━━━ Data entries ━━━

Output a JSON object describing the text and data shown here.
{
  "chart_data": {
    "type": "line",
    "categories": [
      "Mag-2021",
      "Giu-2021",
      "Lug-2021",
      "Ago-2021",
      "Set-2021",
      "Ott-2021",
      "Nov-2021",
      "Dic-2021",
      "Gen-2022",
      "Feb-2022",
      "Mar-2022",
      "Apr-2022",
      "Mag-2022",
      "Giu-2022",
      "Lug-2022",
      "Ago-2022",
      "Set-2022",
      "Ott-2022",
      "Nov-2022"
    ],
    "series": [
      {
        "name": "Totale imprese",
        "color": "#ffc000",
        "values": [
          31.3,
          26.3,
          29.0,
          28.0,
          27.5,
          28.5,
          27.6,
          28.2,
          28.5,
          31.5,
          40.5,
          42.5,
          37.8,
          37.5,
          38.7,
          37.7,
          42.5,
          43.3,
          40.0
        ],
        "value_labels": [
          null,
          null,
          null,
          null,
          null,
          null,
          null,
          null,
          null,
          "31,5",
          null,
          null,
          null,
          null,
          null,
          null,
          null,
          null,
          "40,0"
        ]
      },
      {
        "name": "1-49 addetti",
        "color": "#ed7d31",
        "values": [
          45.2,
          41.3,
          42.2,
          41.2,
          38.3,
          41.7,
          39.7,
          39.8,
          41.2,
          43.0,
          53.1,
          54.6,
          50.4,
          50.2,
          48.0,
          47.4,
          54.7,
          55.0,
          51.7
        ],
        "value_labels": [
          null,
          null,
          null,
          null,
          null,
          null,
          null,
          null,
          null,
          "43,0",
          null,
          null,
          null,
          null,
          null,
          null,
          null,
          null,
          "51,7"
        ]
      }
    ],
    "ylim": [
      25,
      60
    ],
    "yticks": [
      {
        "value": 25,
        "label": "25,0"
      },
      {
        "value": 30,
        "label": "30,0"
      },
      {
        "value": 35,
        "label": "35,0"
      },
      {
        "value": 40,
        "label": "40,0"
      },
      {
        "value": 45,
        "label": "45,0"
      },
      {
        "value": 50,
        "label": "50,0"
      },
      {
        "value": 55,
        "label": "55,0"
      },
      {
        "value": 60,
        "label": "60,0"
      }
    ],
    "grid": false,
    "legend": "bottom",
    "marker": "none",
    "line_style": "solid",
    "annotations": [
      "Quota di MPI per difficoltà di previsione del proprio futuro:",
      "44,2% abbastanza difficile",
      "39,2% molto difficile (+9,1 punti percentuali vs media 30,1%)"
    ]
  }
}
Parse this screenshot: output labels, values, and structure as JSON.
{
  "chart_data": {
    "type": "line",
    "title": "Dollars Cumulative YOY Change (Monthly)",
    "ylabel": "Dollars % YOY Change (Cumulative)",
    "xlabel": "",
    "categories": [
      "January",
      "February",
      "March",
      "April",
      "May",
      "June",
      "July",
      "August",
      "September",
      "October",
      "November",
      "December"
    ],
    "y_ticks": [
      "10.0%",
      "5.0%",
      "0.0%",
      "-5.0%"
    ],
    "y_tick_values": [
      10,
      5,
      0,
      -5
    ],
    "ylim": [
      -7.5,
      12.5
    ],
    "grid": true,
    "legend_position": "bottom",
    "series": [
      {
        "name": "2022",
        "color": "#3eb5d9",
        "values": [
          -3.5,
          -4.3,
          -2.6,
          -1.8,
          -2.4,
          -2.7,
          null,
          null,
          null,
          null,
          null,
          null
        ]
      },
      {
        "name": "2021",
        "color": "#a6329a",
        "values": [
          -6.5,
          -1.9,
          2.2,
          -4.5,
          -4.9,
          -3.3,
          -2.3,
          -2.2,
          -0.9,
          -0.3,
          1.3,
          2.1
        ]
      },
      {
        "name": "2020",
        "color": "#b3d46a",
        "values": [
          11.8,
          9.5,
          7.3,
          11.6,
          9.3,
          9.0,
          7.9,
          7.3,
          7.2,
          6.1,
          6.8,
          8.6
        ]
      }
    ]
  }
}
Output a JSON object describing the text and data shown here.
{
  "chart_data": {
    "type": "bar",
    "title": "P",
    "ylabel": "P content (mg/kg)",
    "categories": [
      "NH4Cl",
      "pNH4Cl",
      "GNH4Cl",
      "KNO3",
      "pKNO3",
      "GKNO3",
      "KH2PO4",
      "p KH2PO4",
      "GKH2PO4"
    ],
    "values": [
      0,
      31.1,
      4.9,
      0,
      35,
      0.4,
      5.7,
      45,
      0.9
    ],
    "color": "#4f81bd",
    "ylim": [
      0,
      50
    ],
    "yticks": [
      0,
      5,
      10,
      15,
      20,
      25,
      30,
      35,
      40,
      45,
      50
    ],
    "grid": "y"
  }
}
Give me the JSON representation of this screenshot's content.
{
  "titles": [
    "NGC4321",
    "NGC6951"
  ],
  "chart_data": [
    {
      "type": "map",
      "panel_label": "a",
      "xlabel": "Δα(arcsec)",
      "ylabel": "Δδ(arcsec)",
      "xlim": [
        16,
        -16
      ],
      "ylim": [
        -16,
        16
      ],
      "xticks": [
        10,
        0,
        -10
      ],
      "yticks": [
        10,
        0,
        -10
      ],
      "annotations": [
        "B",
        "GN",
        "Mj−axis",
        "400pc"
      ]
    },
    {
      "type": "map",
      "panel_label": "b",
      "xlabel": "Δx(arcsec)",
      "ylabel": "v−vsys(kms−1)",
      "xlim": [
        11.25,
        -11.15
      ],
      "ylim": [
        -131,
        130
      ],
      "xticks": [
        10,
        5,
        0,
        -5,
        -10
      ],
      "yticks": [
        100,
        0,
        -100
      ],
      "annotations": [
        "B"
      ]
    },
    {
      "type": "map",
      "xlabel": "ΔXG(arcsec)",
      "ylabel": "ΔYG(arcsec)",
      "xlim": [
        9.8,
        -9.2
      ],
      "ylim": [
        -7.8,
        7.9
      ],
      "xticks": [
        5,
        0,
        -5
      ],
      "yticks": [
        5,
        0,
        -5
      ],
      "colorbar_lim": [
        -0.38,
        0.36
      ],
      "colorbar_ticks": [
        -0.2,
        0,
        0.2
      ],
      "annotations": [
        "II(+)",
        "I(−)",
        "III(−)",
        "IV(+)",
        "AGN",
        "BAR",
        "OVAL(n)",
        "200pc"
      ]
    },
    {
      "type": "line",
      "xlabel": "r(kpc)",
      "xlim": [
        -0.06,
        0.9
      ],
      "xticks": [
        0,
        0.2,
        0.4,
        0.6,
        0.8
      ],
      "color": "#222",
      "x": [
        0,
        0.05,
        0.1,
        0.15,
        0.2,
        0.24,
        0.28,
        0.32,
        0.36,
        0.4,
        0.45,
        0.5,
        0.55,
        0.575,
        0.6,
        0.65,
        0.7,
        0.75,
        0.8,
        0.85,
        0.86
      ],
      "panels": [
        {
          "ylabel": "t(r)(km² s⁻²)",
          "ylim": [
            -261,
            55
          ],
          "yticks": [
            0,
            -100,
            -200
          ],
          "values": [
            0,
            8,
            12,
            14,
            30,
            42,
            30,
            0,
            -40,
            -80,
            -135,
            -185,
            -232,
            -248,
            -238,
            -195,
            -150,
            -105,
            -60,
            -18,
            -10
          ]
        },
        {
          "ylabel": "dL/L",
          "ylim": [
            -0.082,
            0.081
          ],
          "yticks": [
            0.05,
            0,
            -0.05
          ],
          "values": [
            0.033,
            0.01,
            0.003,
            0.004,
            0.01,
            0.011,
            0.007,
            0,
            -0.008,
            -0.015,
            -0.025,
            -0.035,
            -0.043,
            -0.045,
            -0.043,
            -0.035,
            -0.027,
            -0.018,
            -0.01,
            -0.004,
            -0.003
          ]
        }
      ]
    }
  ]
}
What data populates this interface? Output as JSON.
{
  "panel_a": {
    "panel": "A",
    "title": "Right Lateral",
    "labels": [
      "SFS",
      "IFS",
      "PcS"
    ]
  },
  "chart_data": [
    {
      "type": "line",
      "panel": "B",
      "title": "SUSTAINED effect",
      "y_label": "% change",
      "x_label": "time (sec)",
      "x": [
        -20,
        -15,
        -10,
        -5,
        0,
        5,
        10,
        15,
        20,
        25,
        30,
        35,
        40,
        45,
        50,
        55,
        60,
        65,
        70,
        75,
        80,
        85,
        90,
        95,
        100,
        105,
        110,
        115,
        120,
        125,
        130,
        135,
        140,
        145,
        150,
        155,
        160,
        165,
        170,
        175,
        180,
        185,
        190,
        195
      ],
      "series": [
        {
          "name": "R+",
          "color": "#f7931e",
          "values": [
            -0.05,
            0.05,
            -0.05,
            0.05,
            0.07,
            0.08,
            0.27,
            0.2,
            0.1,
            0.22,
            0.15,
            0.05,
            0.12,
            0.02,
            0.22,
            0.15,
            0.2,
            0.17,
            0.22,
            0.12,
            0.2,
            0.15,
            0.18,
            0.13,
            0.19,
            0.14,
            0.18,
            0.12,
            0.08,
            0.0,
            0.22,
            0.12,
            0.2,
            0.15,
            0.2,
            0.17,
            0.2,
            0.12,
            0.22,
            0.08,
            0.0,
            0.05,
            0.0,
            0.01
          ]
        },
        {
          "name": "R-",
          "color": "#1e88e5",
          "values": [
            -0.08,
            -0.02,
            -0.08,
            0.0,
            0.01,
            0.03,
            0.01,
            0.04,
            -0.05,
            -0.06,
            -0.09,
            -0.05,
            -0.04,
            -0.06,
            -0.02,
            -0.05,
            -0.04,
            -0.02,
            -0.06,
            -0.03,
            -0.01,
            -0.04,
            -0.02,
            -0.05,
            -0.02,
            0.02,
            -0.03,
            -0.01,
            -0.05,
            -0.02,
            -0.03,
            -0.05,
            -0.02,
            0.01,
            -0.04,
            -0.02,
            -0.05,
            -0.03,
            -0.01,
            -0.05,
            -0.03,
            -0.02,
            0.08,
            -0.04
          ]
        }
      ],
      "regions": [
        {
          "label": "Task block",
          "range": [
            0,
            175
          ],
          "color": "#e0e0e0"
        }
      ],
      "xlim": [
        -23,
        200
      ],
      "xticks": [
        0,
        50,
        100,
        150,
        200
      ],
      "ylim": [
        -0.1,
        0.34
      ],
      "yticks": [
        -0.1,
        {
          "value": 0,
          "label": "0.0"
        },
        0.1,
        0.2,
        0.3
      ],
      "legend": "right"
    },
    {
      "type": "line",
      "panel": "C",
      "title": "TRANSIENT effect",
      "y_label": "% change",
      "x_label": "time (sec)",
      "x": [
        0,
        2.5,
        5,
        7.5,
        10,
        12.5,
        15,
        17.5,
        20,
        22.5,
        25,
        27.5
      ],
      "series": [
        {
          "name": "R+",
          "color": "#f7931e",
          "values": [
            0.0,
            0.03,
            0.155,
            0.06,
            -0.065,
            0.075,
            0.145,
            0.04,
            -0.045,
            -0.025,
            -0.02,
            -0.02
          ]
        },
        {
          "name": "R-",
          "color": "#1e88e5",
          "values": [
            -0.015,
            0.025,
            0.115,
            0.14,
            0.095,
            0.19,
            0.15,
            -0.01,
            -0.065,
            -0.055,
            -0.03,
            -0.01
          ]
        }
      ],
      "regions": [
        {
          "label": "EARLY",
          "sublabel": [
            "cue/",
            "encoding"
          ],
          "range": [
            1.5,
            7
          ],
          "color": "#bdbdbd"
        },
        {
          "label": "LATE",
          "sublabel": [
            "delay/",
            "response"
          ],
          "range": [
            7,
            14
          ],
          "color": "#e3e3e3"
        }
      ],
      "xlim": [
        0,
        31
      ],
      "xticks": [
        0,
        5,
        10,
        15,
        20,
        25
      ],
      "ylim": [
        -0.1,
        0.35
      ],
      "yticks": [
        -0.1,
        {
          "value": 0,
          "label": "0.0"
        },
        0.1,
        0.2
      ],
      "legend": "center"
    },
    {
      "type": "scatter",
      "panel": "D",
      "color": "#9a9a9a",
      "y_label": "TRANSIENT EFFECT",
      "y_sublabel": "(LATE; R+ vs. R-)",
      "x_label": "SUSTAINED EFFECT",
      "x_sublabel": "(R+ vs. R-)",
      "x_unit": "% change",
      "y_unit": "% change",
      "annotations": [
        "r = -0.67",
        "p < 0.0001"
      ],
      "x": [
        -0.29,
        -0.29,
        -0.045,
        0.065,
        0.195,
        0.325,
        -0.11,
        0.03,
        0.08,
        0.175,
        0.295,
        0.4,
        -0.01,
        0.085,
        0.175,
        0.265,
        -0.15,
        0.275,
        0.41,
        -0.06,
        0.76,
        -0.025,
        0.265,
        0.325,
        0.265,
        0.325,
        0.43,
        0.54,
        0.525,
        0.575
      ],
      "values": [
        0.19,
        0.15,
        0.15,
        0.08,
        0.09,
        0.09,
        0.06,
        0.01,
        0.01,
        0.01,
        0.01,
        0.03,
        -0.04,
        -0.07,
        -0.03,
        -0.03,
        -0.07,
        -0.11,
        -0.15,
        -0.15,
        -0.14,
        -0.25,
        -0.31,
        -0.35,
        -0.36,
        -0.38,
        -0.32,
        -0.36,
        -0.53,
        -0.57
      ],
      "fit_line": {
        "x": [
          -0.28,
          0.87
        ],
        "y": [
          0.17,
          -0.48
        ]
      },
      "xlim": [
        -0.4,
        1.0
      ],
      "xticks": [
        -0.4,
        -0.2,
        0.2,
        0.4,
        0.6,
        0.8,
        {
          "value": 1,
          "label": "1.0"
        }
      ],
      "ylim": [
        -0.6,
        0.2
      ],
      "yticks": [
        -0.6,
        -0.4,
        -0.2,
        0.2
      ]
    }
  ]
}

━━━

[Stated exercise]: Copy each line above containing the string "difficile".

[Response to this task]:
      "44,2% abbastanza difficile",
      "39,2% molto difficile (+9,1 punti percentuali vs media 30,1%)"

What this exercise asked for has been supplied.